▸ **Dataset entries**:
○ ○ ○
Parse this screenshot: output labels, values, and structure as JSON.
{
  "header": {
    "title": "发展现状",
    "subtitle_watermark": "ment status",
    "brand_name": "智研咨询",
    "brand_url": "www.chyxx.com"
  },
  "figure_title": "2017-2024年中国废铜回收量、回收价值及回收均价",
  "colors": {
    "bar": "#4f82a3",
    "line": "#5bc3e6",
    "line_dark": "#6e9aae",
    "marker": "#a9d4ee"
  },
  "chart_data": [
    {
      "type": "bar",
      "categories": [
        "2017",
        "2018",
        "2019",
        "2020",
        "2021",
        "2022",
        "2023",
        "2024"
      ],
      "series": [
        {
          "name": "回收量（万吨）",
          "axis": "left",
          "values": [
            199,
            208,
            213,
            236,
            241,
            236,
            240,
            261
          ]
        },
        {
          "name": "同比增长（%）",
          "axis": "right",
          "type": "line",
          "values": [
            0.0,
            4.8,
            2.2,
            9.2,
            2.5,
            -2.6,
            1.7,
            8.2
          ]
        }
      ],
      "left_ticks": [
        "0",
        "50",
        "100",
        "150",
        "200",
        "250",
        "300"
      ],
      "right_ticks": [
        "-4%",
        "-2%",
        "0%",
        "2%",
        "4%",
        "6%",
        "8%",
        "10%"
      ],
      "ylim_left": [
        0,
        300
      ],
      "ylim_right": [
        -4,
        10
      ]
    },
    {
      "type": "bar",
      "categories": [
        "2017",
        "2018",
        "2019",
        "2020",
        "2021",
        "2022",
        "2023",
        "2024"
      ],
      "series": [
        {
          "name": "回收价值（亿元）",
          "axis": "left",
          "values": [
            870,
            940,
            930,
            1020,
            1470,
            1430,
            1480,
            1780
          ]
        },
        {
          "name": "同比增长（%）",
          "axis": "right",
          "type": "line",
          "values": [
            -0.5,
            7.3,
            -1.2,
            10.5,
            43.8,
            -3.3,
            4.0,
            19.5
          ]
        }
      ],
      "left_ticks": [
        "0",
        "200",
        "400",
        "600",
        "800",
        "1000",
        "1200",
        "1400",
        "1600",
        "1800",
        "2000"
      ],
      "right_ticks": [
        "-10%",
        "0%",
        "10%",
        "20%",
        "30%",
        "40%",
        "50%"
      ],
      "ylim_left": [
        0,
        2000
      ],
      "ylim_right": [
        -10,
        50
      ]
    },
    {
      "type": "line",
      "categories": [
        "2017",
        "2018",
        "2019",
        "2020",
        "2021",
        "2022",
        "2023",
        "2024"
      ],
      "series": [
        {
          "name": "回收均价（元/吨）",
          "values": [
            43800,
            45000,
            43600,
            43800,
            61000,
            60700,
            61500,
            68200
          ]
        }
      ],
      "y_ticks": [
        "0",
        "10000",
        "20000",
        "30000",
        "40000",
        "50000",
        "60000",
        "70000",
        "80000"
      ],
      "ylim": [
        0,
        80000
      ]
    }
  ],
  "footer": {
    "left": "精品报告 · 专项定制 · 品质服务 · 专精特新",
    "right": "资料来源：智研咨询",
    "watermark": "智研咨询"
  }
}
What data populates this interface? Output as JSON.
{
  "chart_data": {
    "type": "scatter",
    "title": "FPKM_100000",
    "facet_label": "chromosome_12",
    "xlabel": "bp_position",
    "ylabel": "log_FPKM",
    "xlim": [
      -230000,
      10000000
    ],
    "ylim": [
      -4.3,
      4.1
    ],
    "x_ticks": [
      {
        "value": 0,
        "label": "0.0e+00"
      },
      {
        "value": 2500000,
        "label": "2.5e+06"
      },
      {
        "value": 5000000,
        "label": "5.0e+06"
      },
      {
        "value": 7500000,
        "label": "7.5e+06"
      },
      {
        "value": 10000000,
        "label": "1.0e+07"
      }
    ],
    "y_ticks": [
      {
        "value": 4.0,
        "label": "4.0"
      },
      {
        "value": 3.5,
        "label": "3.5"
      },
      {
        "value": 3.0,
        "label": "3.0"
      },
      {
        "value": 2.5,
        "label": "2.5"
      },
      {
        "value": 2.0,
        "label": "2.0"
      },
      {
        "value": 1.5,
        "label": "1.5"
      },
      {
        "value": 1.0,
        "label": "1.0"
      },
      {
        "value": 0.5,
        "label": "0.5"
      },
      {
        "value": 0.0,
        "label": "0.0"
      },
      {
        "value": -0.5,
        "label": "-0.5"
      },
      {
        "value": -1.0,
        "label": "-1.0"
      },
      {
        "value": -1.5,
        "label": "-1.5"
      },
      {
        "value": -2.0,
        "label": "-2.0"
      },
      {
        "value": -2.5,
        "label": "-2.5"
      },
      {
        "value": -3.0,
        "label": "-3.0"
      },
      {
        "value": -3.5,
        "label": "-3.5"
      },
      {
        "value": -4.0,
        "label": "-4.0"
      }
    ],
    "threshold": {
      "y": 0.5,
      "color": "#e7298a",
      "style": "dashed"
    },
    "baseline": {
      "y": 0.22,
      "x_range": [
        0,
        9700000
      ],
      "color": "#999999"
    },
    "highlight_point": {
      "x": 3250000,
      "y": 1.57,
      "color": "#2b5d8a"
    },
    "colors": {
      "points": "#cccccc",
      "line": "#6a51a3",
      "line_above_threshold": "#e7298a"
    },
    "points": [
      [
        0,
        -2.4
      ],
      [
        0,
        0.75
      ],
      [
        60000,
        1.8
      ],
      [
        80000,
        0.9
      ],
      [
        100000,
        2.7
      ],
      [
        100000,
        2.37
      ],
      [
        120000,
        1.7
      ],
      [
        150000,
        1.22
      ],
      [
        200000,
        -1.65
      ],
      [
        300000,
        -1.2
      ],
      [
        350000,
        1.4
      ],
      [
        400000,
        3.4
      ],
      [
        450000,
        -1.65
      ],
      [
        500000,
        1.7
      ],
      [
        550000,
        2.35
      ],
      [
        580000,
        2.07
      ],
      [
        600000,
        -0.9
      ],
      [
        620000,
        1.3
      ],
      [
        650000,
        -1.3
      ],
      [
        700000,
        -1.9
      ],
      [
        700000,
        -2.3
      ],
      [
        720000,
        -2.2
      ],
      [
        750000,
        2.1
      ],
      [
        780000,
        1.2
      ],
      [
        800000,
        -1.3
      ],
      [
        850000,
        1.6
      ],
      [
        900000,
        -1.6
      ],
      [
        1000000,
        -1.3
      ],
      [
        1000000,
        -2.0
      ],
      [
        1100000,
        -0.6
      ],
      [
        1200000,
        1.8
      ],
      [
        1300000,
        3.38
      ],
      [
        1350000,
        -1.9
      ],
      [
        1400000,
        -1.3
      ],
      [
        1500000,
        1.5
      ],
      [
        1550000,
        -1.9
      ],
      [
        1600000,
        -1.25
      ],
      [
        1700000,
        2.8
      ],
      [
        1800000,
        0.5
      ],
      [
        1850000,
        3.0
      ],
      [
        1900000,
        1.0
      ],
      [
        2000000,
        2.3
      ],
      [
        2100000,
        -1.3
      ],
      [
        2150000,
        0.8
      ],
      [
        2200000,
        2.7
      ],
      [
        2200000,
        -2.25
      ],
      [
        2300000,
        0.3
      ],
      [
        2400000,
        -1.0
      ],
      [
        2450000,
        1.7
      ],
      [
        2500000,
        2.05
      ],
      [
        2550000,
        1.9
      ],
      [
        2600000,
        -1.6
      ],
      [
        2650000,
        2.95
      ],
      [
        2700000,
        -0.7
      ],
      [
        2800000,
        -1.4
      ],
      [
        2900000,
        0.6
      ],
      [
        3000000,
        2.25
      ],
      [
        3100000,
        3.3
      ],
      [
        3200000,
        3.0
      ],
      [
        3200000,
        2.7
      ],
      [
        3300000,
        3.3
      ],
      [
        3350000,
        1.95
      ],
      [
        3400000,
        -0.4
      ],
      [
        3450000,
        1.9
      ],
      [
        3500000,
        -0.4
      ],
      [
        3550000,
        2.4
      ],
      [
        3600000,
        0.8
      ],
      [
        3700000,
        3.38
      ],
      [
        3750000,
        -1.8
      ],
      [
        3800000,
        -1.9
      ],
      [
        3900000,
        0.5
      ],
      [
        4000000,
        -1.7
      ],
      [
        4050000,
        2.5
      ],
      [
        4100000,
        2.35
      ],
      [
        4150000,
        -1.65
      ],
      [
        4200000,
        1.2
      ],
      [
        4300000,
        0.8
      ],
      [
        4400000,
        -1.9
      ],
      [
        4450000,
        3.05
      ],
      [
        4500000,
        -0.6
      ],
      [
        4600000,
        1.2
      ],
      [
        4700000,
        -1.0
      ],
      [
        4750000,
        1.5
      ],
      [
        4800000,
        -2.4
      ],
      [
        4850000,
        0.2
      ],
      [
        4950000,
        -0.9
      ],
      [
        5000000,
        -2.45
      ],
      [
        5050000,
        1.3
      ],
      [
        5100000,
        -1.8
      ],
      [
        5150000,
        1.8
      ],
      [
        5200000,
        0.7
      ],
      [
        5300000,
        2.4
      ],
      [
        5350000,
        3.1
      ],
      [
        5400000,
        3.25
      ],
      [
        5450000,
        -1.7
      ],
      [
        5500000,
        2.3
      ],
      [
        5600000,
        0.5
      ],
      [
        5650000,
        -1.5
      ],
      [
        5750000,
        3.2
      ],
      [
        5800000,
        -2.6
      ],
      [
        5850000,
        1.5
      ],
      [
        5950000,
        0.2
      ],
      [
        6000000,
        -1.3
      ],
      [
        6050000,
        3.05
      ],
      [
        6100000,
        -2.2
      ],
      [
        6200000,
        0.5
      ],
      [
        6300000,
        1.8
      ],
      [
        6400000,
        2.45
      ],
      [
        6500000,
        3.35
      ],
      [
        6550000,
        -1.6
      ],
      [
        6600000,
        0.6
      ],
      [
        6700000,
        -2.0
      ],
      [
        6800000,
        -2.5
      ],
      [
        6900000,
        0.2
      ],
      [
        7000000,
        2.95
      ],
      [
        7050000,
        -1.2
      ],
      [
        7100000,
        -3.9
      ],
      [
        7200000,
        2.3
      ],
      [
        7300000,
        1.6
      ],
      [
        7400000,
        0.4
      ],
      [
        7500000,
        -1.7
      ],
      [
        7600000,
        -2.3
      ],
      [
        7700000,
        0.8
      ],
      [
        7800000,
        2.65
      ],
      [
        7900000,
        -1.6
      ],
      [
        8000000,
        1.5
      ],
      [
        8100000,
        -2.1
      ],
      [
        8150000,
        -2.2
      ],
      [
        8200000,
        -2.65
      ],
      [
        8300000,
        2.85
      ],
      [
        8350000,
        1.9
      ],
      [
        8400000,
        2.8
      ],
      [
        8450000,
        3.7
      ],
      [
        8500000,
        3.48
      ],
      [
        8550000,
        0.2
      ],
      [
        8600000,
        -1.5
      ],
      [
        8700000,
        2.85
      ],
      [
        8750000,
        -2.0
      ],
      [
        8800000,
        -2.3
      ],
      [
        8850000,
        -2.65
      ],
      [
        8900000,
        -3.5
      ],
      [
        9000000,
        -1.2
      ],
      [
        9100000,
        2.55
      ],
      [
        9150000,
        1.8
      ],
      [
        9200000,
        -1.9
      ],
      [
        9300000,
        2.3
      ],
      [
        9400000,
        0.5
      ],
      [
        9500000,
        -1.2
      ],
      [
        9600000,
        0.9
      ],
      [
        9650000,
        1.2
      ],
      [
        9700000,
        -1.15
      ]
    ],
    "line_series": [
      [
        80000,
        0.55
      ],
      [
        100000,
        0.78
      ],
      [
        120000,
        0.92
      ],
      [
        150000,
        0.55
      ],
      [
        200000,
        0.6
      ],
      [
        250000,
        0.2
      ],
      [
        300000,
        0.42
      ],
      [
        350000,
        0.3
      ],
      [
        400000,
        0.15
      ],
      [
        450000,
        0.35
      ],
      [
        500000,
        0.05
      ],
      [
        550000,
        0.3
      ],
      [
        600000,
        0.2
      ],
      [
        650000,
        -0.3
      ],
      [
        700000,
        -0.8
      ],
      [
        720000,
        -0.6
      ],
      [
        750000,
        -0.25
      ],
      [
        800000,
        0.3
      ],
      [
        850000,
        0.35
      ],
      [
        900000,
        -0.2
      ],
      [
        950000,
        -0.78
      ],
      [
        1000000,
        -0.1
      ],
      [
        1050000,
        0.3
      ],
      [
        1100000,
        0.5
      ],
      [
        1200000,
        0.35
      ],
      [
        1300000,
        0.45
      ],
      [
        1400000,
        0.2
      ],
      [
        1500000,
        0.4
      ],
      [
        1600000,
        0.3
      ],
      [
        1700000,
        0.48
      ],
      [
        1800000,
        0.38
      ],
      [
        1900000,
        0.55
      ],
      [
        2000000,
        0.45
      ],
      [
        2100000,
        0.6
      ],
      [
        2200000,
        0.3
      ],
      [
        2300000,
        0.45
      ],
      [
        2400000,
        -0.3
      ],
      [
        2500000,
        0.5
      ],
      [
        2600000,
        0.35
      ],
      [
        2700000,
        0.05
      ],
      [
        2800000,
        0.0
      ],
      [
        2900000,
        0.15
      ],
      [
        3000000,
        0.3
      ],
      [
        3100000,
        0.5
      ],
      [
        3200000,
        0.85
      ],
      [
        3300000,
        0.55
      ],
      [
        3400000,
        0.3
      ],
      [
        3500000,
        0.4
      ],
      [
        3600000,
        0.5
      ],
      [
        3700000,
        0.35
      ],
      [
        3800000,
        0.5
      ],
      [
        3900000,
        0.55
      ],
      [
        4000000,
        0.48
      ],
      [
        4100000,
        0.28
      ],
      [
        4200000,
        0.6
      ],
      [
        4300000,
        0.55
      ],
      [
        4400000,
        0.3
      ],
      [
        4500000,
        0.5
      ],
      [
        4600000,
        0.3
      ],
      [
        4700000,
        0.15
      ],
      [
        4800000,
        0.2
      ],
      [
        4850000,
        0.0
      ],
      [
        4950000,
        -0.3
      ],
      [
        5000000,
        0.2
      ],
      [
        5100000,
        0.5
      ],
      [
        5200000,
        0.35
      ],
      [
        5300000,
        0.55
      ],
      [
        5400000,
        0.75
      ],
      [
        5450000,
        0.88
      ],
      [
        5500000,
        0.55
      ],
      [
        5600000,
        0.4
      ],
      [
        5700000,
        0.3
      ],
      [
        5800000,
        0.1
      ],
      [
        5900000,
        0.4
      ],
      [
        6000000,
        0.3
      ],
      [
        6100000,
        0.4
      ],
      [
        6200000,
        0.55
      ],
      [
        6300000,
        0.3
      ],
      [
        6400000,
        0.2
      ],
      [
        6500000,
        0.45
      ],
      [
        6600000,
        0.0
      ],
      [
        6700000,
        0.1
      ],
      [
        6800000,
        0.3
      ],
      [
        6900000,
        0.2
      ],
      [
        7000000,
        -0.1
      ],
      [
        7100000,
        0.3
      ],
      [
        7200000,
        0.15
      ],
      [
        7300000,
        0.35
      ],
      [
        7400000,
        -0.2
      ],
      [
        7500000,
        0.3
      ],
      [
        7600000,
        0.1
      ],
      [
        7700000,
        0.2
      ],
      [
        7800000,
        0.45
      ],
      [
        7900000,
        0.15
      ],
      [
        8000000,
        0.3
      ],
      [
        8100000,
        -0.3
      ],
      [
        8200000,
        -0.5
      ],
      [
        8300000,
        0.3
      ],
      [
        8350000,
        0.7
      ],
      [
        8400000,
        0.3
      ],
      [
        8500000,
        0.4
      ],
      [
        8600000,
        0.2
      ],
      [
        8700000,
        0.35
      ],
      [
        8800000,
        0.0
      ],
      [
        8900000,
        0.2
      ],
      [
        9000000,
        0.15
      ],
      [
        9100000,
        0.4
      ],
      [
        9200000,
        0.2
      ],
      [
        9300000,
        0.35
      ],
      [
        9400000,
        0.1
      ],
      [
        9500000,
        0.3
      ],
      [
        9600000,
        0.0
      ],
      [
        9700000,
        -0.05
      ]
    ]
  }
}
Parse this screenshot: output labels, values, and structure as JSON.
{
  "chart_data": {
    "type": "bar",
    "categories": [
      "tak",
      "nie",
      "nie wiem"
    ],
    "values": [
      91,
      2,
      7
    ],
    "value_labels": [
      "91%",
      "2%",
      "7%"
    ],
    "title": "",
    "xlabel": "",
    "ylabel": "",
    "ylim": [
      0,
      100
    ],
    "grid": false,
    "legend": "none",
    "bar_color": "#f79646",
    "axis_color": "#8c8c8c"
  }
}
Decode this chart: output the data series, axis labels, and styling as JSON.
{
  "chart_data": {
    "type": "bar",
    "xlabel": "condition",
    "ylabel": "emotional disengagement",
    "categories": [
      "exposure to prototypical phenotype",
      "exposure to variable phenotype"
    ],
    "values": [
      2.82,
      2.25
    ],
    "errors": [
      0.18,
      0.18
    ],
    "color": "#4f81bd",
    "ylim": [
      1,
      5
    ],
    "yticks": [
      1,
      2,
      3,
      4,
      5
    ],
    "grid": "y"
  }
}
○ ○ ○
▸ **PROBLEM DETAILS**:
In the entries above, find each line with the string "xlabel" and copy it.

▸ **TASK SOLUTION**:
    "xlabel": "bp_position",
    "xlabel": "",
    "xlabel": "condition",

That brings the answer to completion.